- [Article]:
--------

How can brands get their money’s worth from celebrity endorsements?

In this series, we ask readers of The Drum – from brands, agencies and everything in between – for their advice on real problems facing today’s marketing practitioners. Today, we ask US marketers how to extract value from a big-name endorsement.

Big-name stars have been part of the marketer’s toolkit for as long as the industry has been in business. And they’re a favourite strategy for brands looking to break through the background noise at the Super Bowl. Some team-ups are more successful than others, of course, and getting a partnership to actually work well for brand and talent is a fine art.

With this year’s big game behind us, we asked agency figures in the US how brands can get the most out of their celebrity alliances.

How do you solve a problem like... getting the most out of a celebrity endorsement?

Rand Harbert, chief marketing officer, State Farm

In the last decade, State Farm has become synonymous with football. Aaron Rodgers has played a big role in that, and now Patrick Mahomes is part of our team as well. Both add tremendous brand value through our consistent advertising; our ads are top performers in our category for memorability and brand linkage.

When you add in Jake from State Farm, who we reintroduced to fans in 2020, we knew we were in a unique position for our first-ever Big Game spot – together, the three are an invaluable trifecta. Then, a surprise appearance from Drake provided that ’wow’ factor fans expect during the Big Game and positioned Jake as a true cultural icon, which will carry through to our work the rest of the year.

Patti McConnell, co-founder and managing partner, Something Different

The use of celebrity endorsements is such a mixed bag. The question, whether it be on-camera or even as a voice-over, comes down to brand awareness and recognition. Does the partnering enhance the messaging or bring added authentic entertainment value? Is the creative elevated because of the alignment? Does the personality tell a better story? If none of this is accomplished, then it’s simply gratuitous. And while Super Bowl is judged through a different lens, for what the investment is in terms of both celebrity fees and media costs, all the boxes need to be checked to see ROI.

James Pacitto, art director, Co:collective

Authenticity. I know, I know, what an overused word. But that’s the key to achieving the absolute most out of your celeb or influencer campaign. People love these characters for a reason. They are hilarious or have millions of views just for dancing. Tap into this. It doesn’t make sense to put a character into a story that has nothing to do with their world. Drive the concept around your chosen character and play to their strengths and storylines. Take Charli D’Amelio in Sabras Pita’s Super Bowl commercial. There was no dancing, no crazy nails, no fun transitions. Just by saying those few things about the Tik Tok legend, I can picture a better commercial already.

--------

- [Extracted material]:
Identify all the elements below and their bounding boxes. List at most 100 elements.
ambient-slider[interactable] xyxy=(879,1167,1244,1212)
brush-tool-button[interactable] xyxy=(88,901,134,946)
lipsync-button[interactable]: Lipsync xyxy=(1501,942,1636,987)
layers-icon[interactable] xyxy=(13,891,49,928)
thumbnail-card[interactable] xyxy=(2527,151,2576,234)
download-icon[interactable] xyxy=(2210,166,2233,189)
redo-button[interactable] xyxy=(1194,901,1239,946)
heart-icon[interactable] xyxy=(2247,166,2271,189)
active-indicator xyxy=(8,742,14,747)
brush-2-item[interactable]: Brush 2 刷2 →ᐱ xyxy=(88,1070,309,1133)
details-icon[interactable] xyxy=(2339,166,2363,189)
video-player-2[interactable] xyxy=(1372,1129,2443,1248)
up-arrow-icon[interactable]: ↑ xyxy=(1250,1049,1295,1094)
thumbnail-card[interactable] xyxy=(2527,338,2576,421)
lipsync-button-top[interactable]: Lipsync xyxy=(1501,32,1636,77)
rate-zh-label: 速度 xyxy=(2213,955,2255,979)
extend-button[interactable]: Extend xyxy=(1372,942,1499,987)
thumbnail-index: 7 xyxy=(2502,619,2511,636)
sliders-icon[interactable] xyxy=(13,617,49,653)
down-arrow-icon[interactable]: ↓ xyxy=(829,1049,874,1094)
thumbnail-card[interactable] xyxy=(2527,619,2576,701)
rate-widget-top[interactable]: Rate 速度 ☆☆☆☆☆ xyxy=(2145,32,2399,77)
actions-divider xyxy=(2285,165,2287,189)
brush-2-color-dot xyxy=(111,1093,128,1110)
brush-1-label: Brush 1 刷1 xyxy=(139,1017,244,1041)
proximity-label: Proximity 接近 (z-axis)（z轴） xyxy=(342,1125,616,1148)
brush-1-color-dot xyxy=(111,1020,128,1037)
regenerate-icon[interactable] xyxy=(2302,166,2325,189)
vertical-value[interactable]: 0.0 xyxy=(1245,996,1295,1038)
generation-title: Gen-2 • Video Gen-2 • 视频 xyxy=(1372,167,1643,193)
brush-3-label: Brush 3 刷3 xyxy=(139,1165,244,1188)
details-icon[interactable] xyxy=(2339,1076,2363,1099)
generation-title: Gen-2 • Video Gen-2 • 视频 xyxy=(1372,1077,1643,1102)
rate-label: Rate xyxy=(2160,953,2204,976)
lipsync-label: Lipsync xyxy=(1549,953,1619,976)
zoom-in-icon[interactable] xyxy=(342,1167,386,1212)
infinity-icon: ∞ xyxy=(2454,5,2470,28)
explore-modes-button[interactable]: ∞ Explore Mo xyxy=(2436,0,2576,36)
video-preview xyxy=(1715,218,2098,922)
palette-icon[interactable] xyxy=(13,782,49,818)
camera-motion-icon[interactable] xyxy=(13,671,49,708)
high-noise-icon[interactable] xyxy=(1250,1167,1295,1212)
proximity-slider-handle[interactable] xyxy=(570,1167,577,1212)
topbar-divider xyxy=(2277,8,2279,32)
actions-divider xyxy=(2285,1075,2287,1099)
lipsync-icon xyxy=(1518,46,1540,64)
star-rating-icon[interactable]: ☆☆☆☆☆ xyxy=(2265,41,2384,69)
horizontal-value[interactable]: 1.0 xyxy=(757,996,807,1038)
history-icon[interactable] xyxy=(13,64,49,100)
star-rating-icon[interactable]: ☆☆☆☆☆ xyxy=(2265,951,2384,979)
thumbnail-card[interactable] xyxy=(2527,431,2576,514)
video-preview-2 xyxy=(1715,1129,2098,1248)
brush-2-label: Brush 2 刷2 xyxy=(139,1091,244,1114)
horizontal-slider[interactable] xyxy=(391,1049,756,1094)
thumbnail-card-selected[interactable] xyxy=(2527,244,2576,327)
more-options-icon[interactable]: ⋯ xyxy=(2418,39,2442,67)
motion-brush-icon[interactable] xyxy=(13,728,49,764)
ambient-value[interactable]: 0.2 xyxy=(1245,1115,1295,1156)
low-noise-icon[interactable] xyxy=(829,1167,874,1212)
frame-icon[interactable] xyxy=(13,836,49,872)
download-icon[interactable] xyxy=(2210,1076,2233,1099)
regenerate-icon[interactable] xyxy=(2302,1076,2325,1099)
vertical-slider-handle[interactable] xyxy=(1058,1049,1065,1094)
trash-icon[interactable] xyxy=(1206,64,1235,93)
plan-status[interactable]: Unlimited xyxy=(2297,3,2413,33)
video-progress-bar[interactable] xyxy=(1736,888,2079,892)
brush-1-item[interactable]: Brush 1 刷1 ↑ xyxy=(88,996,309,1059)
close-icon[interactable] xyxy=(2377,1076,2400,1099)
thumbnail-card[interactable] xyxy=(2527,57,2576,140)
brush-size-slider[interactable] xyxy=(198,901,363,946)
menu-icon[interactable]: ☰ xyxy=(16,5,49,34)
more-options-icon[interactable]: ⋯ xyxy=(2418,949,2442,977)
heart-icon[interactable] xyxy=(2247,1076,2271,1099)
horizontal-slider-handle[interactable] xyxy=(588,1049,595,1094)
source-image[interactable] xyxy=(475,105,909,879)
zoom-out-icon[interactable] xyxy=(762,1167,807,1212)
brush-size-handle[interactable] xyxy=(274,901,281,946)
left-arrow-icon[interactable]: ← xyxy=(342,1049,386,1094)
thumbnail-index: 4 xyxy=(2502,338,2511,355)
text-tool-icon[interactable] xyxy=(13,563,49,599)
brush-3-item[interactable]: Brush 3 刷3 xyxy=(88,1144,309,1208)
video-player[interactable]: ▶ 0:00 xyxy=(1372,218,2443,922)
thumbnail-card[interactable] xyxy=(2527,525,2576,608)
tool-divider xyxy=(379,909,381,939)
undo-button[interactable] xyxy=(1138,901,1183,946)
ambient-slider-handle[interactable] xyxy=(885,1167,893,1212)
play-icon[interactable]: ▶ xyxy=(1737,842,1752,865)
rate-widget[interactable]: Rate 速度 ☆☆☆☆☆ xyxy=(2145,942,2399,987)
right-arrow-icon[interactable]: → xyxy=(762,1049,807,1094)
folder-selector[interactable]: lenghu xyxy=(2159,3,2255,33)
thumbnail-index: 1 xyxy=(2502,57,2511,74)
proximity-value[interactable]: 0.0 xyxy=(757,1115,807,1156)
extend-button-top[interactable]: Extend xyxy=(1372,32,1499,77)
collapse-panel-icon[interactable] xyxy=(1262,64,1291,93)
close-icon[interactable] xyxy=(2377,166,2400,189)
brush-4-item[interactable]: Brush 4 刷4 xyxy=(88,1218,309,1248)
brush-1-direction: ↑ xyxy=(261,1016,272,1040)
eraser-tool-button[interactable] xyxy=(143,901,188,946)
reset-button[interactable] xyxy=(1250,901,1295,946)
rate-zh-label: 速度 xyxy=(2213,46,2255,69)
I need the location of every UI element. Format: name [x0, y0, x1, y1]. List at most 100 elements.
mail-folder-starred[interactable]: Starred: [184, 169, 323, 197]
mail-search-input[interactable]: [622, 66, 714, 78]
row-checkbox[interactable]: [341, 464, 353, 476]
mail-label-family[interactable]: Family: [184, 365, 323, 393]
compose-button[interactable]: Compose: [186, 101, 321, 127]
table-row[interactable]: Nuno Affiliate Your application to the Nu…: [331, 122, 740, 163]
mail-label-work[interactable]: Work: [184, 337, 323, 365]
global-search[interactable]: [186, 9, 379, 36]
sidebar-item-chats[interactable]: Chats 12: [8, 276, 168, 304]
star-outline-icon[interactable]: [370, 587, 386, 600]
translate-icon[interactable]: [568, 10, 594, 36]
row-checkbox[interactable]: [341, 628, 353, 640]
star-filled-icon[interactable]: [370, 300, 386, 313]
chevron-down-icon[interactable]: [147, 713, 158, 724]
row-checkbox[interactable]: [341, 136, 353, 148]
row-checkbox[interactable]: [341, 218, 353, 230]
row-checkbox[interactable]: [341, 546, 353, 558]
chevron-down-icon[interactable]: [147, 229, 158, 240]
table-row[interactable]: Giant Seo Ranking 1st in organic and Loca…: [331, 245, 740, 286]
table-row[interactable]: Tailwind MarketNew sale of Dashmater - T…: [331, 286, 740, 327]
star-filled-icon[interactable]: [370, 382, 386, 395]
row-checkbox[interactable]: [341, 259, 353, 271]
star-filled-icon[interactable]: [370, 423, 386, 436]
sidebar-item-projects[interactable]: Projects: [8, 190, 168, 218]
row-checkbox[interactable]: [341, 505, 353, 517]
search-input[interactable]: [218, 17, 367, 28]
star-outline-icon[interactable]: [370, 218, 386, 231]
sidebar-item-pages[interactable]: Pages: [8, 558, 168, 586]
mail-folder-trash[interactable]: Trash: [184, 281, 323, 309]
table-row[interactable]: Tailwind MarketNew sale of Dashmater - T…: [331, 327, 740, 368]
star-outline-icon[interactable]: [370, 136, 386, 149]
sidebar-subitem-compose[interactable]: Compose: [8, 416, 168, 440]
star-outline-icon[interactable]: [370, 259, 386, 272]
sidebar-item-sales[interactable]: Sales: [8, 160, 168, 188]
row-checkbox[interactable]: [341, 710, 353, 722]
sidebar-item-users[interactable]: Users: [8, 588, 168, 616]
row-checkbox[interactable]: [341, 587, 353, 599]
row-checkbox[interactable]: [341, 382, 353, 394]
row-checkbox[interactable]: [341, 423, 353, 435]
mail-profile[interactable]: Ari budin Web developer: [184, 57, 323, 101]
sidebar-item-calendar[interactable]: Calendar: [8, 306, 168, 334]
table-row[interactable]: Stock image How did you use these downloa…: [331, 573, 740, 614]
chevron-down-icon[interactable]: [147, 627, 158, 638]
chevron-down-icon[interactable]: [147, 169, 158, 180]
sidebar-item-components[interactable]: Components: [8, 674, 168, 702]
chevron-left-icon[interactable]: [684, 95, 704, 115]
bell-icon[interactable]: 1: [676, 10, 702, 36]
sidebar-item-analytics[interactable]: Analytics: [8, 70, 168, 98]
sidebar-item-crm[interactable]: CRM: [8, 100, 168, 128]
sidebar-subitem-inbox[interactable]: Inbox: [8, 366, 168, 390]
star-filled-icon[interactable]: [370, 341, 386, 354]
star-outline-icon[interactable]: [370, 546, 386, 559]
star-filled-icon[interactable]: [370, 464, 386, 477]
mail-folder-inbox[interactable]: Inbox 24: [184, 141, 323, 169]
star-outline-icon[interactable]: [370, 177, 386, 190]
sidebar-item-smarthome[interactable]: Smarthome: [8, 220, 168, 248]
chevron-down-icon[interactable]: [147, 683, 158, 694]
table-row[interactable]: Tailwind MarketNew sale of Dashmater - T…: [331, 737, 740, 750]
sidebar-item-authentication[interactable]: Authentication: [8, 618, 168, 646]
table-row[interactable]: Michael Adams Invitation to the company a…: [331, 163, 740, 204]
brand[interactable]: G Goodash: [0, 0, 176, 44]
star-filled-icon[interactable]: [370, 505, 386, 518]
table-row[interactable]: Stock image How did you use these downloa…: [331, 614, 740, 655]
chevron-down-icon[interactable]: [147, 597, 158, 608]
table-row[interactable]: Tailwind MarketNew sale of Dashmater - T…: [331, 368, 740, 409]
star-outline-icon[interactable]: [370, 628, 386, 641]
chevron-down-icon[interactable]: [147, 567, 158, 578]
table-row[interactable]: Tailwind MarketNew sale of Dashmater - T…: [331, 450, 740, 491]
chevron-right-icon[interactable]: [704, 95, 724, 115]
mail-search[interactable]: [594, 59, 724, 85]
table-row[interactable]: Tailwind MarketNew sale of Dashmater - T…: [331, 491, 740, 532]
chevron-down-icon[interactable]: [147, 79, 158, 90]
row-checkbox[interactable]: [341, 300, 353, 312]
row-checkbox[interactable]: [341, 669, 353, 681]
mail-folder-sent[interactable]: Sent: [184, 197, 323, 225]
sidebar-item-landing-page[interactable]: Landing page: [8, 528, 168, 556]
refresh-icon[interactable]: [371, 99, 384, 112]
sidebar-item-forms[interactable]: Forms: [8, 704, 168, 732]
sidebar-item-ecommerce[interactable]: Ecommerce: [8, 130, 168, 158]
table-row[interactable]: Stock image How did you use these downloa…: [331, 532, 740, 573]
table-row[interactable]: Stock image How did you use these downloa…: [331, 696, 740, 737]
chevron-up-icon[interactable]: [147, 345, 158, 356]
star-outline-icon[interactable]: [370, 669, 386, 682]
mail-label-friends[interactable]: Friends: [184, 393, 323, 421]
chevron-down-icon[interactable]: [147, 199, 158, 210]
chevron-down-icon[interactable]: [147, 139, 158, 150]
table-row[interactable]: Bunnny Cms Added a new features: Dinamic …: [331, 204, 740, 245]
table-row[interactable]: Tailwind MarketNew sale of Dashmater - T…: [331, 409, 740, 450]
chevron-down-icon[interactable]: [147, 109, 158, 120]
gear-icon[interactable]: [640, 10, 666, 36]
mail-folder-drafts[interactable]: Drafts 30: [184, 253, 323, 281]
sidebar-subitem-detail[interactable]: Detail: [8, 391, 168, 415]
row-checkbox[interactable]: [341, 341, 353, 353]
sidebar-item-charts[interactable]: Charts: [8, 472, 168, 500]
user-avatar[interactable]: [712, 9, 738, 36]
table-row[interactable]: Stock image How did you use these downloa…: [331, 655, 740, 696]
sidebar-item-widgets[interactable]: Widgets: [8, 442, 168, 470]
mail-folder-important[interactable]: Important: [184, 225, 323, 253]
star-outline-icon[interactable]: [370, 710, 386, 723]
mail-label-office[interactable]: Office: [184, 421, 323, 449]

--------

- [Exercise aim]: Write a continuation of the article on getting value from celebrity endorsements, starting after its final sentence. The entries have no connection to the article on celebrity endorsements.

- [Reply]:
Dan Lucey, chief creative officer, Havas New York

Getting a celeb to shill your product in a Super Bowl ad does not guarantee success, no matter how many times they get hit in the crotch. A brand must pick someone with an authentic, cultural connection to their products if they really want to be memorable.

For example, is said celeb at a point in their life where your product is extremely and possibly humorously relevant? Great! Are they visibly taking action about a social cause that your brand is also championing? Perfect! Did they recently get caught by TMZ shamefully licking the remains of your brand’s powdered doughnut off their fingers? Ideal! Storylines that link to culture are storylines that get picked up by culture and ensure you’ll get the most out of your high-priced deal.

Caroline Farley, managing director, Fever Unlimited

There’s one simple rule to follow with celebrity endorsement: don’t be lazy and assume a high-profile name equates success. Do your homework and really interrogate the important questions. Does the celebrity genuinely embody your brand values? Do they have an authentic voice in the space? Are they looking for a meaningful partnership and to collaborate creatively? Do they have a fan base that compliments the audience you are trying to reach?

Above all, bring them on the journey with you. Avoid those looking to do the bare minimum – the more invested they feel and the more they care, the greater rewards you will reap.

Finally, approach the negotiation and contracting phase with a cross-channel mindset to ensure you land an agreement that maximises every consumer touchpoint.

Barbara Yolles, chief executive officer, Ludwig+

Smart advertisers don’t think of celebrities as mere endorsements any more. They think of them as brand partnerships. Consider it a brand-equity loan, where both parties bring their own value. You’re aligning brands so force-fits simply won’t work, and values need to correspond to come across as genuine. But the partnership mindset can help create the extensions necessary to maximize your ROI and keep the messaging resonating long after the game. Rocket did this really well with Jason Momoa. Along with a great spot, there was plenty of content to inspire and engage, not only consumers but internal audiences as well.

Scott Harkey, president and chief executive officer, OH Partners

Too often, we see endorsement deals and sports partnerships forged without thinking about 360 activations and the many ways to leverage celebrity influence. There are so many missed opportunities relating to package design, in-store, owned media, email, text, website, direct mail, events and even the influencer’s own channels.

The power of celebrity influencers is so huge that I like to set up a huge war-room board to help cross-pollinate ideas and really unlock the distribution of brands. Sometimes we’ll discover a surprise, like a B2B component. Most importantly, the endorser should be a good fit with the brand.

Sam Simoneaux, director of media, Good Apple

The key to maximizing the impact of endorsements is to partner with the right celebrity so that the price tag is worth every cent. While it’s clear the celebrity should align with the product, it’s equally important to ensure the celebrity aligns with the target audience. Sure, an older demographic of golfers could be watching the halftime show, but they probably wouldn’t care which golf clubs The Weeknd uses. Endorsement promotions should be multi-channel, allowing exposure to scale beyond traditional influencer channels and further drive reach among the desired target, and ultimately boost sales.

Daryl Giannantonio, executive strategy director, Wunderman Thompson

Celebrities can garner attention but also overshadow a brand. The magic happens when a celebrity is more of an advocate than a spokesperson. The most beneficial celebrity endorsements come when the celebrity is integral to the brand idea itself.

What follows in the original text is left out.